PROVIDED DATA
— start —
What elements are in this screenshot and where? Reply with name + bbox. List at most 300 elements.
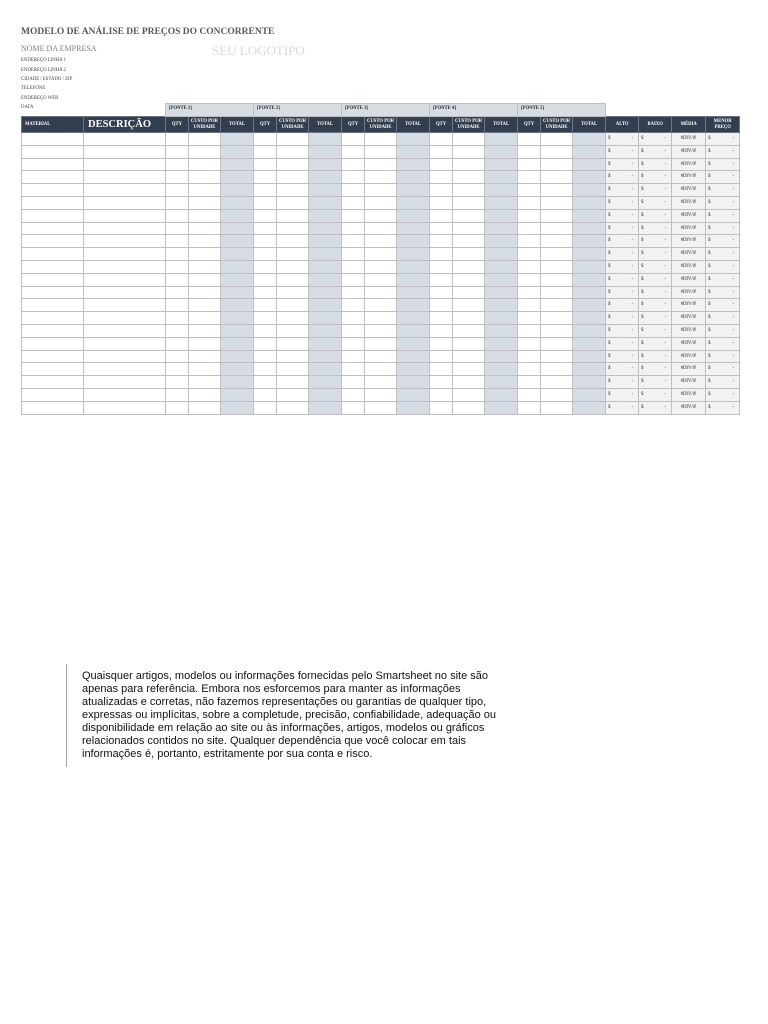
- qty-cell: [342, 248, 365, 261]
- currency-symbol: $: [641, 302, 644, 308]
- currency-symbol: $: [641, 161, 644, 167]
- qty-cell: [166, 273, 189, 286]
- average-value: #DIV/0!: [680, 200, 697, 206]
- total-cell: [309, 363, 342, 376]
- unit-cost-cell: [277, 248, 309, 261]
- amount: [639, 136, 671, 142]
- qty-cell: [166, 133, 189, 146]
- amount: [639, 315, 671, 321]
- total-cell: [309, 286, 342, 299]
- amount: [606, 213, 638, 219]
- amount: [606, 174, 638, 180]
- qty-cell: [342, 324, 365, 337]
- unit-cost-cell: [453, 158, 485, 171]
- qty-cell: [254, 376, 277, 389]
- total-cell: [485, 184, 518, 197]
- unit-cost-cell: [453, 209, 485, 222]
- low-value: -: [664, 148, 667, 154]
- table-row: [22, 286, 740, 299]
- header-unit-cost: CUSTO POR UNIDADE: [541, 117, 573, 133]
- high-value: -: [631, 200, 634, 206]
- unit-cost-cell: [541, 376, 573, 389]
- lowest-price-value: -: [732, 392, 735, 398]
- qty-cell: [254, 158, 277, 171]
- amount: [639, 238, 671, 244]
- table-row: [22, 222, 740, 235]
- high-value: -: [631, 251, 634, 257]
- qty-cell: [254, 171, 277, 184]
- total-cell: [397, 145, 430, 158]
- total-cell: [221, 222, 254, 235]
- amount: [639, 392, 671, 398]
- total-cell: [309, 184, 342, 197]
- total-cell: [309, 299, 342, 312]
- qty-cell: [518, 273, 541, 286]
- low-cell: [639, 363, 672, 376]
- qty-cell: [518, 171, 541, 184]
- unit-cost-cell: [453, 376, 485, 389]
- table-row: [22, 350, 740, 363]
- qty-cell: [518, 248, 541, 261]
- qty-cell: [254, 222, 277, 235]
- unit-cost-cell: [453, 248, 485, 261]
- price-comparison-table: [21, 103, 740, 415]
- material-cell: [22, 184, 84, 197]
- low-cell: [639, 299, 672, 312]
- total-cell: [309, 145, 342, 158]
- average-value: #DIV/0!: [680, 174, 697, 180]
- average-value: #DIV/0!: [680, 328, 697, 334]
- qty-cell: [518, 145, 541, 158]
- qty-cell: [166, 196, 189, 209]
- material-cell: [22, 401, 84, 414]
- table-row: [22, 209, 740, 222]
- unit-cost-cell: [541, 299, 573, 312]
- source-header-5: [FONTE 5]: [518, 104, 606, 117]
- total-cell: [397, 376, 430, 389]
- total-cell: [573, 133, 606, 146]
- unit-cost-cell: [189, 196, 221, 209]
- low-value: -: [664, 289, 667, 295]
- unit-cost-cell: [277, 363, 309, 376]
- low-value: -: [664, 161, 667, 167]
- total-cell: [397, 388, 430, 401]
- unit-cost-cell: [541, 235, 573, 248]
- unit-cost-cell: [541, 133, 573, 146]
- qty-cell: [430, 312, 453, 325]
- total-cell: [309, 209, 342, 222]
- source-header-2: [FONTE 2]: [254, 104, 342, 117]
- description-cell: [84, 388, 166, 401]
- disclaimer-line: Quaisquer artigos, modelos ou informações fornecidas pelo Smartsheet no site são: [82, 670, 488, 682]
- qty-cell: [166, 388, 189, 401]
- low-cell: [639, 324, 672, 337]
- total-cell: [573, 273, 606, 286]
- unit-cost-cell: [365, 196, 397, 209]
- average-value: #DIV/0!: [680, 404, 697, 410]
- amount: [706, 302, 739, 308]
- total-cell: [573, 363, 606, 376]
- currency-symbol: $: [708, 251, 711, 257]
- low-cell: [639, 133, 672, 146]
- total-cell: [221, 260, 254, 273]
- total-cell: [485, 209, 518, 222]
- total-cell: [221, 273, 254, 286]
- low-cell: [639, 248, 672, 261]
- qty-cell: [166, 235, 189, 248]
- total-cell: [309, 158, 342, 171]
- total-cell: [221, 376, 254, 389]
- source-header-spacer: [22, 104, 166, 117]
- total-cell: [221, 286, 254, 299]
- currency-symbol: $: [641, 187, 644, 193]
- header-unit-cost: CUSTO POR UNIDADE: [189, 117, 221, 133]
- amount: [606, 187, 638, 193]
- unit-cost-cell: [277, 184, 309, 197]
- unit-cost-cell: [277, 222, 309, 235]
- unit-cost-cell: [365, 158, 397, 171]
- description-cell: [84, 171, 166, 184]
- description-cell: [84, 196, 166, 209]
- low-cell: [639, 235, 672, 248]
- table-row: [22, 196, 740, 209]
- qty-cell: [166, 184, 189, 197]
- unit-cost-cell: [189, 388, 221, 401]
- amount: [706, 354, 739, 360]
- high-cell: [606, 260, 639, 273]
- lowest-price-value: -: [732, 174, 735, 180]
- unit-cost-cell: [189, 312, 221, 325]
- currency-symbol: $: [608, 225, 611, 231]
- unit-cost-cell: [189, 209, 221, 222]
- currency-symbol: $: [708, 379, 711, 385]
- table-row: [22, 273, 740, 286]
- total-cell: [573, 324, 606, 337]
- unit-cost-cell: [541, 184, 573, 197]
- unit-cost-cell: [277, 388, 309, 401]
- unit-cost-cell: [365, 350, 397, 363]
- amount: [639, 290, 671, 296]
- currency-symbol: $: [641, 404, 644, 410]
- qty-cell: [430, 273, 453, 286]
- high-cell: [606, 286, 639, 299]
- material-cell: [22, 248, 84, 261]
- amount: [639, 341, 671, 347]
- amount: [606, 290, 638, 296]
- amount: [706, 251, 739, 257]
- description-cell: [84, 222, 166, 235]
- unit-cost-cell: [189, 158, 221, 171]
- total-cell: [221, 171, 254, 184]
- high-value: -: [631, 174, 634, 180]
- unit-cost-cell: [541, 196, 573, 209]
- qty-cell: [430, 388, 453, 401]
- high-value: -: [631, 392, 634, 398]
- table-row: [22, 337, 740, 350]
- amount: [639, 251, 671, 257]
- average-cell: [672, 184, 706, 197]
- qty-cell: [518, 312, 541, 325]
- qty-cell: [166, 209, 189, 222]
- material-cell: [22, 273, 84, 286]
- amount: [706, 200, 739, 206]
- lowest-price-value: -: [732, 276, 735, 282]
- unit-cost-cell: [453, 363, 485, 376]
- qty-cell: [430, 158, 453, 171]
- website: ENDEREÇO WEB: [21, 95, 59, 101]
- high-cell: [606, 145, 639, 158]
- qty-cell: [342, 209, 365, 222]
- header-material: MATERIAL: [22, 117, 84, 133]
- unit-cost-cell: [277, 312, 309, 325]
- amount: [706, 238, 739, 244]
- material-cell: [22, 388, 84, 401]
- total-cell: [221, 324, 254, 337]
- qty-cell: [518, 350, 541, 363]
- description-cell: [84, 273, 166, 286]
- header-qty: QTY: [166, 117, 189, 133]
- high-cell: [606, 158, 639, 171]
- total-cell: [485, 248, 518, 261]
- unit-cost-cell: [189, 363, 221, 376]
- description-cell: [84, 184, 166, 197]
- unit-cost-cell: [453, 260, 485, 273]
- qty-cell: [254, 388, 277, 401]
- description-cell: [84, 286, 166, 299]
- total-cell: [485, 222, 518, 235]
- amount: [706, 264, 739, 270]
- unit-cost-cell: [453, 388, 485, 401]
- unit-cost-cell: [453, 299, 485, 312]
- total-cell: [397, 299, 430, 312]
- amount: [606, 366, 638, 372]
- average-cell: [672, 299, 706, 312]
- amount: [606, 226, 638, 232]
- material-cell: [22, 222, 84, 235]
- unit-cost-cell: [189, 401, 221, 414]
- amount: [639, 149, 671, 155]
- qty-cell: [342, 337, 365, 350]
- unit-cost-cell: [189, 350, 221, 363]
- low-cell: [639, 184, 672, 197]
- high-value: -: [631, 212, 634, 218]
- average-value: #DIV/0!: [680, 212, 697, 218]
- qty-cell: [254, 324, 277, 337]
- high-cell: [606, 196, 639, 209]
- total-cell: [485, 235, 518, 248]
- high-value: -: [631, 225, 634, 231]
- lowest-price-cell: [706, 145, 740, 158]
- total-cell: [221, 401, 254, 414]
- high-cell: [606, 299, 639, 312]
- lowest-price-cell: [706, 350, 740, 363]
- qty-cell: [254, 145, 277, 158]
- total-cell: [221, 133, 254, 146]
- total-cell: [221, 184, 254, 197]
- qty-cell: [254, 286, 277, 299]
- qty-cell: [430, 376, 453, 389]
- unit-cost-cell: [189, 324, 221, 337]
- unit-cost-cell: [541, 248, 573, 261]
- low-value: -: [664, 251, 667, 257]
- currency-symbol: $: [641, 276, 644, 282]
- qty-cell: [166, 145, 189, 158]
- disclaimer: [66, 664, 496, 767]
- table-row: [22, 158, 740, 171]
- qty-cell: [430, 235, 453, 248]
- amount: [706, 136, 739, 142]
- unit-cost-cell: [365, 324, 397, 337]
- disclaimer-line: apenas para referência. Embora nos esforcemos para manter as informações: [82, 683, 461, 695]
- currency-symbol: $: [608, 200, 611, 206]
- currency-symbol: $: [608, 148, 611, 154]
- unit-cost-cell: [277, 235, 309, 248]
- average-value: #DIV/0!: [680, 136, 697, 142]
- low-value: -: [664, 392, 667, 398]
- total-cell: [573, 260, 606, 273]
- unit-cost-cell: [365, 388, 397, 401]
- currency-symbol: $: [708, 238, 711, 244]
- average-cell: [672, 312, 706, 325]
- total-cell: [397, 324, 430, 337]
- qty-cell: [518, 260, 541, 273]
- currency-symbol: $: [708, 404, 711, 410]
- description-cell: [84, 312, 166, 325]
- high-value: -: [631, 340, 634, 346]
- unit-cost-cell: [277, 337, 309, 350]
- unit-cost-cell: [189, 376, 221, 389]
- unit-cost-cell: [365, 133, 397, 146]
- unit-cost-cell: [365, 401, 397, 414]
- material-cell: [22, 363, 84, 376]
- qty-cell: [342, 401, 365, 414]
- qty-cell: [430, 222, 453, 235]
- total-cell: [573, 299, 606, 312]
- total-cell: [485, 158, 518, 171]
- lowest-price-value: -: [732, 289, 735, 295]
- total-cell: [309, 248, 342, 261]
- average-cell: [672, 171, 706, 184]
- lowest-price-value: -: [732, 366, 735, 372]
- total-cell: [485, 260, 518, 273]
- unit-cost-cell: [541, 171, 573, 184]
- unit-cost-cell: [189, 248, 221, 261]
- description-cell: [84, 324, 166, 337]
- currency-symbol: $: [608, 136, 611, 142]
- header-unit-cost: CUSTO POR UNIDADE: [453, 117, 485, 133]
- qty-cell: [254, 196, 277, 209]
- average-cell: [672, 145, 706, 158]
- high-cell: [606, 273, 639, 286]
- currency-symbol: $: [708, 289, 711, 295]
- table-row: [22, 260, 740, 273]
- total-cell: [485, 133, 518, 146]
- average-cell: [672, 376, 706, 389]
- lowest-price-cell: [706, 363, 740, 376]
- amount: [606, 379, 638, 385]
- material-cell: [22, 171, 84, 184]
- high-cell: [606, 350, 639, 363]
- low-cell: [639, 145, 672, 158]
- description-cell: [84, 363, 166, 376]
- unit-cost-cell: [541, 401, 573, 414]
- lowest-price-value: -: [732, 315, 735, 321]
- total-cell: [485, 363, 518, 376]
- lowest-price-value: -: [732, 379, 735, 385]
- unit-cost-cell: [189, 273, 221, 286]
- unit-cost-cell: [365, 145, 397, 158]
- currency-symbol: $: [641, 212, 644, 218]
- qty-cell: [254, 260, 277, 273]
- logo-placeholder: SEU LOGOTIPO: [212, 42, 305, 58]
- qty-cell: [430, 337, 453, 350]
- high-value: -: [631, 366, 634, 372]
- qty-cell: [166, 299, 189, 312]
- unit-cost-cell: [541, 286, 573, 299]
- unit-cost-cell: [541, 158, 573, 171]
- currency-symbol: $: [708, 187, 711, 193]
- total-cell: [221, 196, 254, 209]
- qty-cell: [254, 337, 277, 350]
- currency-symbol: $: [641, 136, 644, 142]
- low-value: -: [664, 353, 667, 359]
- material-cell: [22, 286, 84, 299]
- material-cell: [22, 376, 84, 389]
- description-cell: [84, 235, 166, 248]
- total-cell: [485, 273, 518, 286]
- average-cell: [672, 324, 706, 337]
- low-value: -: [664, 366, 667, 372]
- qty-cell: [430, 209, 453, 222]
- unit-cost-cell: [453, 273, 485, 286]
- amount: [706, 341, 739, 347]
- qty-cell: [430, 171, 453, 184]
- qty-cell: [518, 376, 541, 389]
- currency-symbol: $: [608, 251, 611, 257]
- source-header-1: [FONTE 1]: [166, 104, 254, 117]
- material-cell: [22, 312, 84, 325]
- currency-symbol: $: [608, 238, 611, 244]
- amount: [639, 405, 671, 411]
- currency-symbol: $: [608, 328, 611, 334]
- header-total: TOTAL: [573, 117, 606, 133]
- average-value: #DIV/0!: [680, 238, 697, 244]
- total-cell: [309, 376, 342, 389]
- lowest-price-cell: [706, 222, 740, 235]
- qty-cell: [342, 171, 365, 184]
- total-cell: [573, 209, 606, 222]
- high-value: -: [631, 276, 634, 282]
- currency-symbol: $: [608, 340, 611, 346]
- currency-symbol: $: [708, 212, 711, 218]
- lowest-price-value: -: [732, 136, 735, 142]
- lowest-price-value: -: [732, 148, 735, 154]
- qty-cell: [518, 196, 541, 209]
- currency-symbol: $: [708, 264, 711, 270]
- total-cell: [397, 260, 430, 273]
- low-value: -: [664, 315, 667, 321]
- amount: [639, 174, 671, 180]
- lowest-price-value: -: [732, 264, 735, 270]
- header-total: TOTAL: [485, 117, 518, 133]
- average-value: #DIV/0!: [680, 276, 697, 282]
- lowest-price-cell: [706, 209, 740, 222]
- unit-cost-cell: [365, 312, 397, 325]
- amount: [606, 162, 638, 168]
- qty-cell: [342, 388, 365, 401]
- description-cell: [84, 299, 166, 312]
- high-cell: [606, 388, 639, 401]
— end —
WRITTEN TASK
Please report each line of the items above that contains the string "description", copying every such line in full.

SOLUTION TO THIS TASK
- description-cell: [84, 388, 166, 401]
- description-cell: [84, 171, 166, 184]
- description-cell: [84, 196, 166, 209]
- description-cell: [84, 222, 166, 235]
- description-cell: [84, 273, 166, 286]
- description-cell: [84, 184, 166, 197]
- description-cell: [84, 286, 166, 299]
- description-cell: [84, 312, 166, 325]
- description-cell: [84, 324, 166, 337]
- description-cell: [84, 363, 166, 376]
- description-cell: [84, 235, 166, 248]
- description-cell: [84, 299, 166, 312]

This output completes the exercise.